AVAILABLE DATA –
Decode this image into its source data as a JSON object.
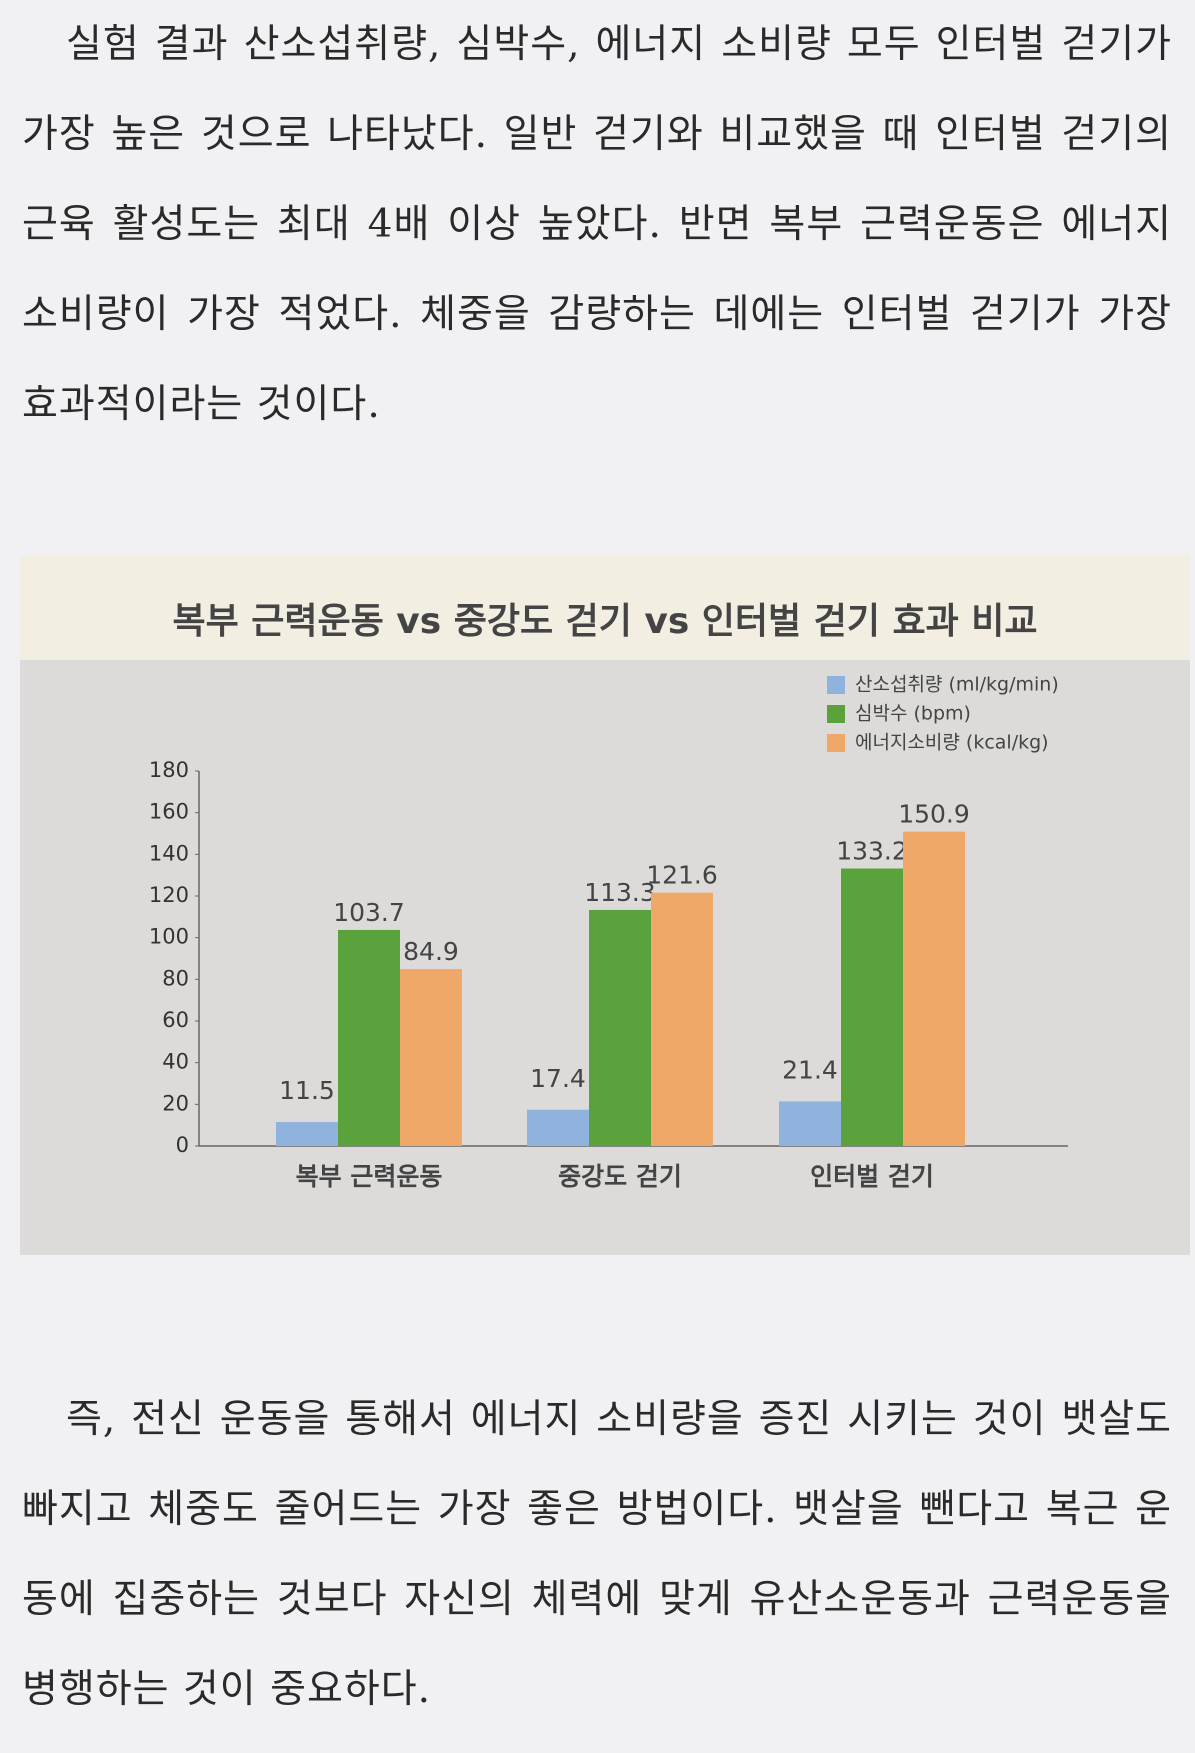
{
  "paragraphs": [
    "실험 결과 산소섭취량, 심박수, 에너지 소비량 모두 인터벌 걷기가 가장 높은 것으로 나타났다. 일반 걷기와 비교했을 때 인터벌 걷기의 근육 활성도는 최대 4배 이상 높았다. 반면 복부 근력운동은 에너지 소비량이 가장 적었다. 체중을 감량하는 데에는 인터벌 걷기가 가장 효과적이라는 것이다.",
    "즉, 전신 운동을 통해서 에너지 소비량을 증진 시키는 것이 뱃살도 빠지고 체중도 줄어드는 가장 좋은 방법이다. 뱃살을 뺀다고 복근 운동에 집중하는 것보다 자신의 체력에 맞게 유산소운동과 근력운동을 병행하는 것이 중요하다."
  ],
  "chart_data": {
    "type": "bar",
    "title": "복부 근력운동 vs 중강도 걷기 vs 인터벌 걷기 효과 비교",
    "categories": [
      "복부 근력운동",
      "중강도 걷기",
      "인터벌 걷기"
    ],
    "series": [
      {
        "name": "산소섭취량 (ml/kg/min)",
        "color": "#8fb3dc",
        "values": [
          11.5,
          17.4,
          21.4
        ]
      },
      {
        "name": "심박수 (bpm)",
        "color": "#5aa33c",
        "values": [
          103.7,
          113.3,
          133.2
        ]
      },
      {
        "name": "에너지소비량 (kcal/kg)",
        "color": "#f0a868",
        "values": [
          84.9,
          121.6,
          150.9
        ]
      }
    ],
    "ylim": [
      0,
      180
    ],
    "yticks": [
      0,
      20,
      40,
      60,
      80,
      100,
      120,
      140,
      160,
      180
    ],
    "grid": false,
    "legend": "top-right"
  }
}
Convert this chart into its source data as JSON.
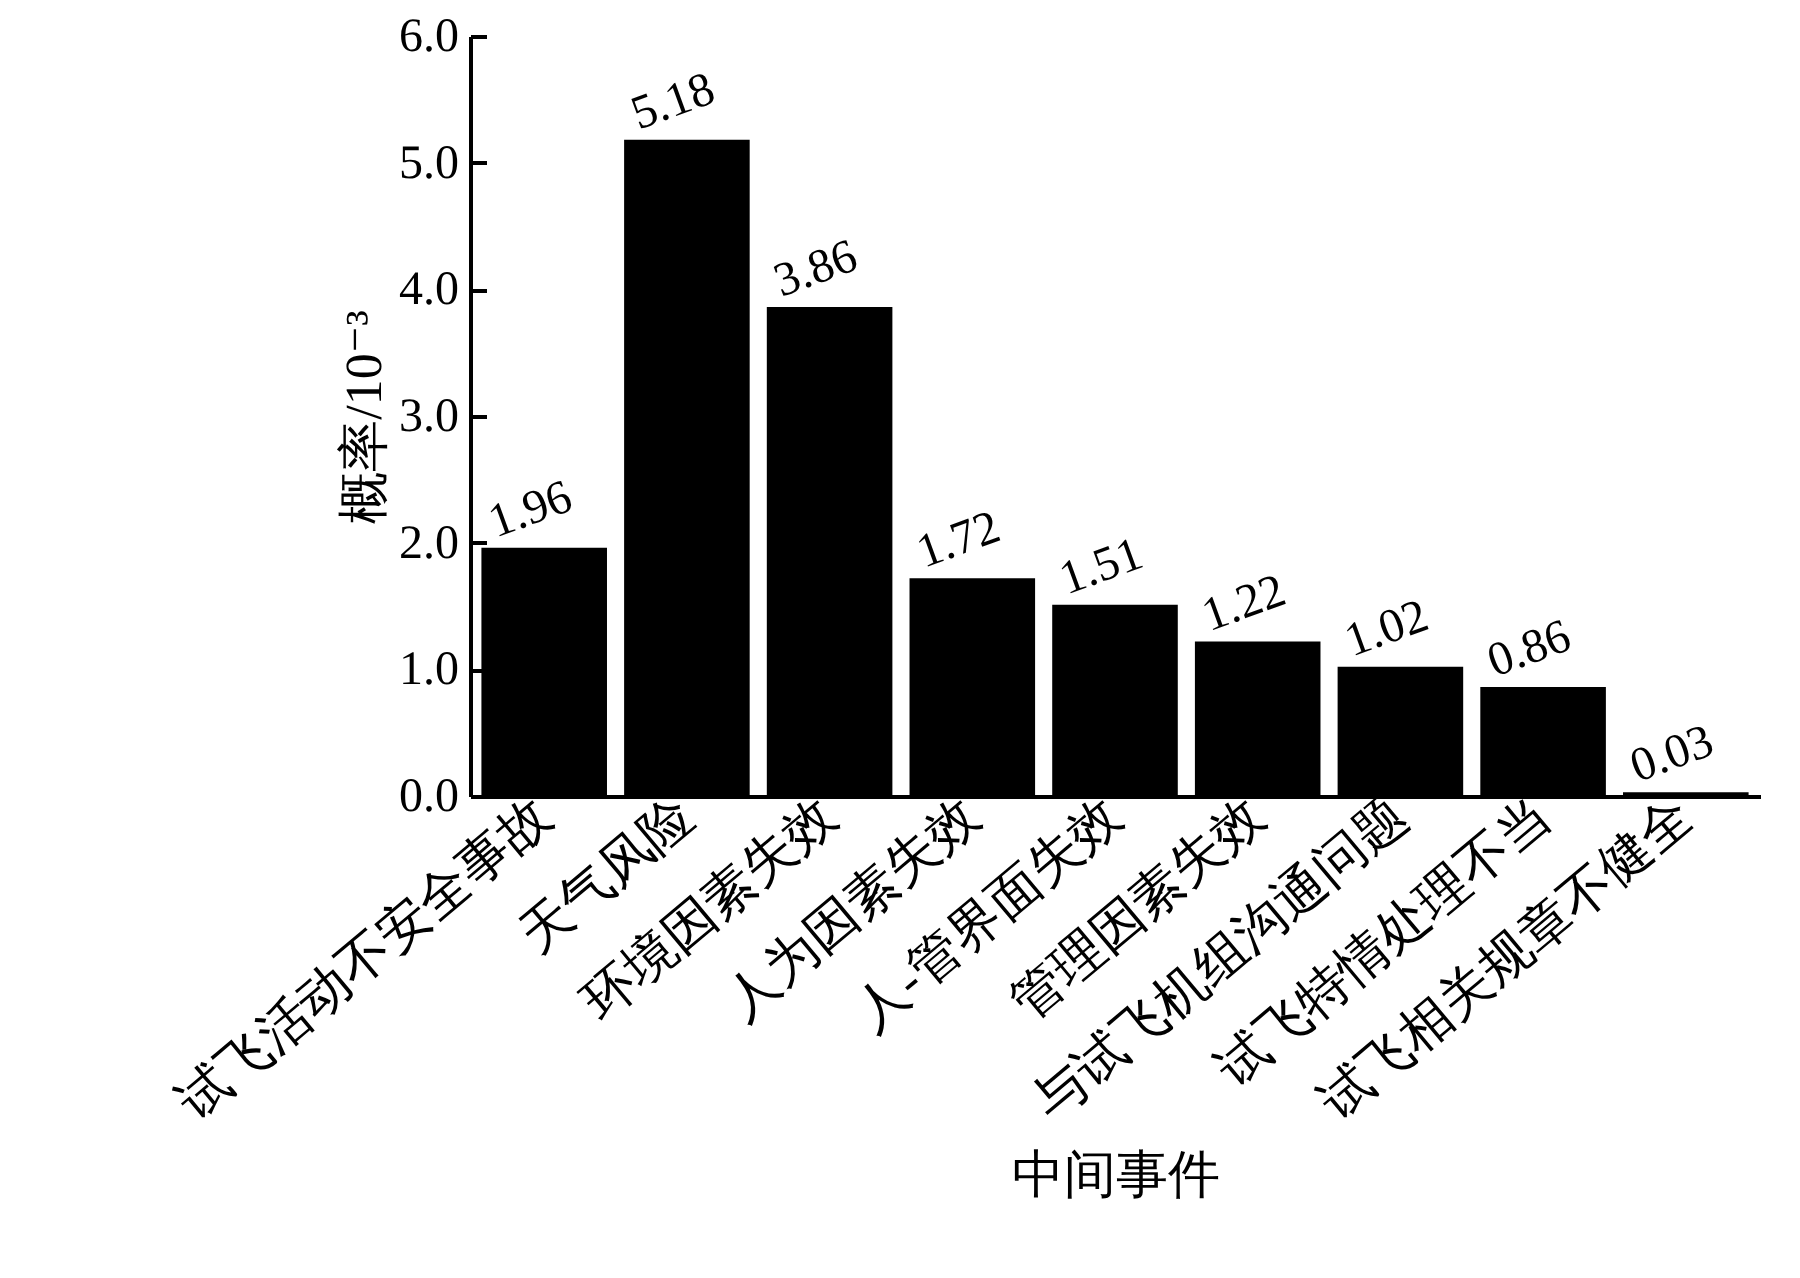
{
  "chart_data": {
    "type": "bar",
    "xlabel": "中间事件",
    "ylabel": "概率/10⁻³",
    "categories": [
      "试飞活动不安全事故",
      "天气风险",
      "环境因素失效",
      "人为因素失效",
      "人-管界面失效",
      "管理因素失效",
      "与试飞机组沟通问题",
      "试飞特情处理不当",
      "试飞相关规章不健全"
    ],
    "values": [
      1.96,
      5.18,
      3.86,
      1.72,
      1.51,
      1.22,
      1.02,
      0.86,
      0.03
    ],
    "color": "#000000",
    "data_labels": true,
    "grid": false,
    "ylim": [
      0,
      6
    ],
    "yticks": [
      {
        "value": 0,
        "label": "0.0"
      },
      {
        "value": 1,
        "label": "1.0"
      },
      {
        "value": 2,
        "label": "2.0"
      },
      {
        "value": 3,
        "label": "3.0"
      },
      {
        "value": 4,
        "label": "4.0"
      },
      {
        "value": 5,
        "label": "5.0"
      },
      {
        "value": 6,
        "label": "6.0"
      }
    ]
  }
}
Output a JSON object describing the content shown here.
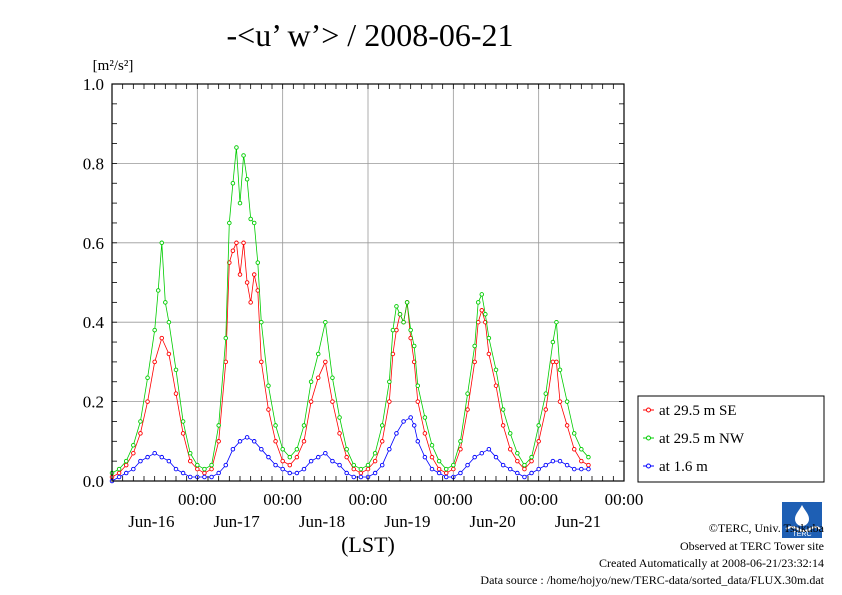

GIVEN EXERCISE – Print out the material word for word, omitting the pictures.

CORRECT RESULT –
Decode this image into its source data as a JSON object.
{
  "paragraphs": [
    "실험 결과 산소섭취량, 심박수, 에너지 소비량 모두 인터벌 걷기가 가장 높은 것으로 나타났다. 일반 걷기와 비교했을 때 인터벌 걷기의 근육 활성도는 최대 4배 이상 높았다. 반면 복부 근력운동은 에너지 소비량이 가장 적었다. 체중을 감량하는 데에는 인터벌 걷기가 가장 효과적이라는 것이다.",
    "즉, 전신 운동을 통해서 에너지 소비량을 증진 시키는 것이 뱃살도 빠지고 체중도 줄어드는 가장 좋은 방법이다. 뱃살을 뺀다고 복근 운동에 집중하는 것보다 자신의 체력에 맞게 유산소운동과 근력운동을 병행하는 것이 중요하다."
  ],
  "chart_data": {
    "type": "bar",
    "title": "복부 근력운동 vs 중강도 걷기 vs 인터벌 걷기 효과 비교",
    "categories": [
      "복부 근력운동",
      "중강도 걷기",
      "인터벌 걷기"
    ],
    "series": [
      {
        "name": "산소섭취량 (ml/kg/min)",
        "color": "#8fb3dc",
        "values": [
          11.5,
          17.4,
          21.4
        ]
      },
      {
        "name": "심박수 (bpm)",
        "color": "#5aa33c",
        "values": [
          103.7,
          113.3,
          133.2
        ]
      },
      {
        "name": "에너지소비량 (kcal/kg)",
        "color": "#f0a868",
        "values": [
          84.9,
          121.6,
          150.9
        ]
      }
    ],
    "ylim": [
      0,
      180
    ],
    "yticks": [
      0,
      20,
      40,
      60,
      80,
      100,
      120,
      140,
      160,
      180
    ],
    "grid": false,
    "legend": "top-right"
  }
}
Convert this chart into its source data as JSON.
{
  "chart_data": {
    "type": "bar",
    "xlabel": "中间事件",
    "ylabel": "概率/10⁻³",
    "categories": [
      "试飞活动不安全事故",
      "天气风险",
      "环境因素失效",
      "人为因素失效",
      "人-管界面失效",
      "管理因素失效",
      "与试飞机组沟通问题",
      "试飞特情处理不当",
      "试飞相关规章不健全"
    ],
    "values": [
      1.96,
      5.18,
      3.86,
      1.72,
      1.51,
      1.22,
      1.02,
      0.86,
      0.03
    ],
    "color": "#000000",
    "data_labels": true,
    "grid": false,
    "ylim": [
      0,
      6
    ],
    "yticks": [
      {
        "value": 0,
        "label": "0.0"
      },
      {
        "value": 1,
        "label": "1.0"
      },
      {
        "value": 2,
        "label": "2.0"
      },
      {
        "value": 3,
        "label": "3.0"
      },
      {
        "value": 4,
        "label": "4.0"
      },
      {
        "value": 5,
        "label": "5.0"
      },
      {
        "value": 6,
        "label": "6.0"
      }
    ]
  }
}
Output a JSON object describing the content shown here.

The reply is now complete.